§ WHAT YOU WILL DO:
Select the lines that hold the word "light" and copy each one.
>> BEGIN RECORDS FOR PROCESSING
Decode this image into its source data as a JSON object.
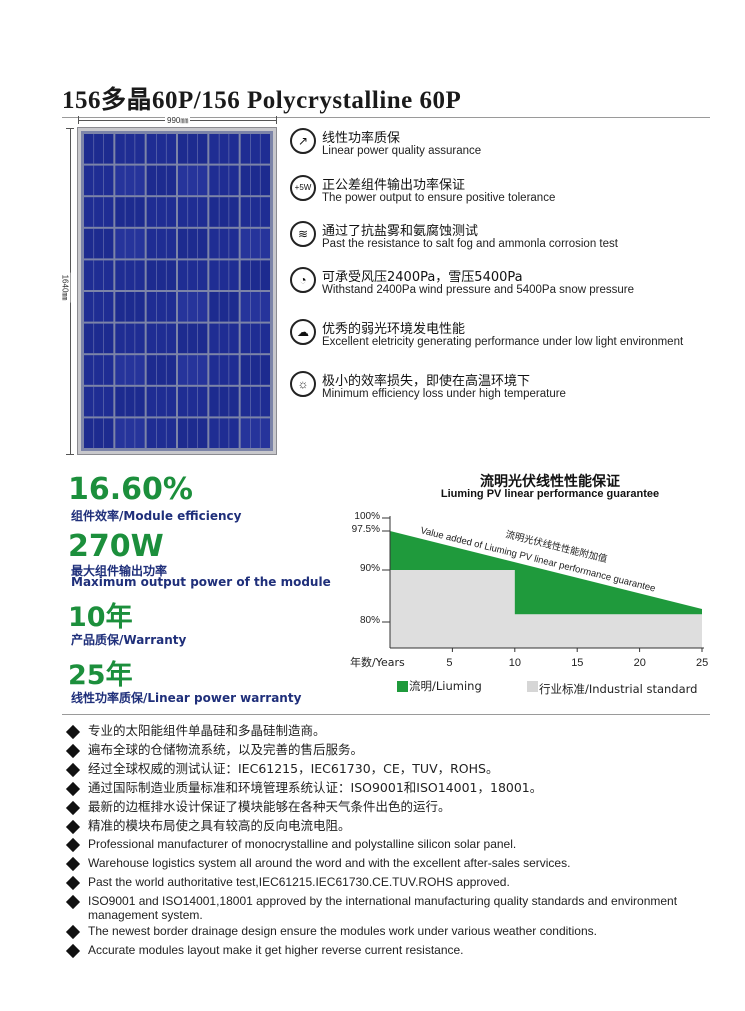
{
  "title": "156多晶60P/156 Polycrystalline 60P",
  "panel": {
    "width_label": "990㎜",
    "height_label": "1640㎜"
  },
  "features": [
    {
      "icon": "signal-arrow-icon",
      "glyph": "↗",
      "cn": "线性功率质保",
      "en": "Linear power quality assurance"
    },
    {
      "icon": "bulb-icon",
      "glyph": "+5W",
      "cn": "正公差组件输出功率保证",
      "en": "The power output to ensure positive tolerance"
    },
    {
      "icon": "salt-fog-icon",
      "glyph": "≋",
      "cn": "通过了抗盐雾和氨腐蚀测试",
      "en": "Past the resistance to salt fog and ammonla corrosion test"
    },
    {
      "icon": "gauge-icon",
      "glyph": "◔",
      "cn": "可承受风压2400Pa，雪压5400Pa",
      "en": "Withstand 2400Pa wind pressure and 5400Pa snow pressure"
    },
    {
      "icon": "weak-light-icon",
      "glyph": "☁",
      "cn": "优秀的弱光环境发电性能",
      "en": "Excellent eletricity generating performance under low light environment"
    },
    {
      "icon": "temperature-icon",
      "glyph": "☼",
      "cn": "极小的效率损失，即使在高温环境下",
      "en": "Minimum efficiency loss under high temperature"
    }
  ],
  "stats": [
    {
      "value": "16.60%",
      "label": "组件效率/Module efficiency"
    },
    {
      "value": "270W",
      "label": "最大组件输出功率",
      "label2": "Maximum output power of the module"
    },
    {
      "value": "10年",
      "label": "产品质保/Warranty"
    },
    {
      "value": "25年",
      "label": "线性功率质保/Linear power warranty"
    }
  ],
  "chart_data": {
    "type": "area",
    "title": "流明光伏线性性能保证",
    "subtitle": "Liuming PV linear performance guarantee",
    "xlabel": "年数/Years",
    "ylabel": "",
    "x_ticks": [
      5,
      10,
      15,
      20,
      25
    ],
    "y_ticks": [
      {
        "value": 100,
        "label": "100%"
      },
      {
        "value": 97.5,
        "label": "97.5%"
      },
      {
        "value": 90,
        "label": "90%"
      },
      {
        "value": 80,
        "label": "80%"
      }
    ],
    "xlim": [
      0,
      25
    ],
    "ylim": [
      75,
      100
    ],
    "series": [
      {
        "name": "流明/Liuming",
        "color": "#1f9a3c",
        "x": [
          0,
          25
        ],
        "y": [
          97.5,
          82.5
        ]
      },
      {
        "name": "行业标准/Industrial standard",
        "color": "#dedede",
        "x": [
          0,
          10,
          10,
          25
        ],
        "y": [
          90,
          90,
          81.5,
          81.5
        ]
      }
    ],
    "annotations": [
      {
        "text": "流明光伏线性性能附加值"
      },
      {
        "text": "Value added of Liuming PV linear performance guarantee"
      }
    ]
  },
  "bullets": [
    {
      "text": "专业的太阳能组件单晶硅和多晶硅制造商。",
      "cn": true
    },
    {
      "text": "遍布全球的仓储物流系统，以及完善的售后服务。",
      "cn": true
    },
    {
      "text": "经过全球权威的测试认证：IEC61215，IEC61730，CE，TUV，ROHS。",
      "cn": true
    },
    {
      "text": "通过国际制造业质量标准和环境管理系统认证：ISO9001和ISO14001，18001。",
      "cn": true
    },
    {
      "text": "最新的边框排水设计保证了模块能够在各种天气条件出色的运行。",
      "cn": true
    },
    {
      "text": "精准的模块布局使之具有较高的反向电流电阻。",
      "cn": true
    },
    {
      "text": "Professional manufacturer of monocrystalline and polystalline silicon solar panel.",
      "cn": false
    },
    {
      "text": "Warehouse logistics system all around the word and with the excellent after-sales services.",
      "cn": false
    },
    {
      "text": "Past the world authoritative test,IEC61215.IEC61730.CE.TUV.ROHS approved.",
      "cn": false
    },
    {
      "text": "ISO9001 and ISO14001,18001 approved by the international manufacturing quality standards and environment management system.",
      "cn": false
    },
    {
      "text": "The newest border drainage design ensure the modules work under various weather conditions.",
      "cn": false
    },
    {
      "text": "Accurate modules layout make it get higher reverse current resistance.",
      "cn": false
    }
  ]
}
>> END RECORDS FOR PROCESSING
§ TASK SOLUTION:
      "icon": "weak-light-icon",
      "en": "Excellent eletricity generating performance under low light environment"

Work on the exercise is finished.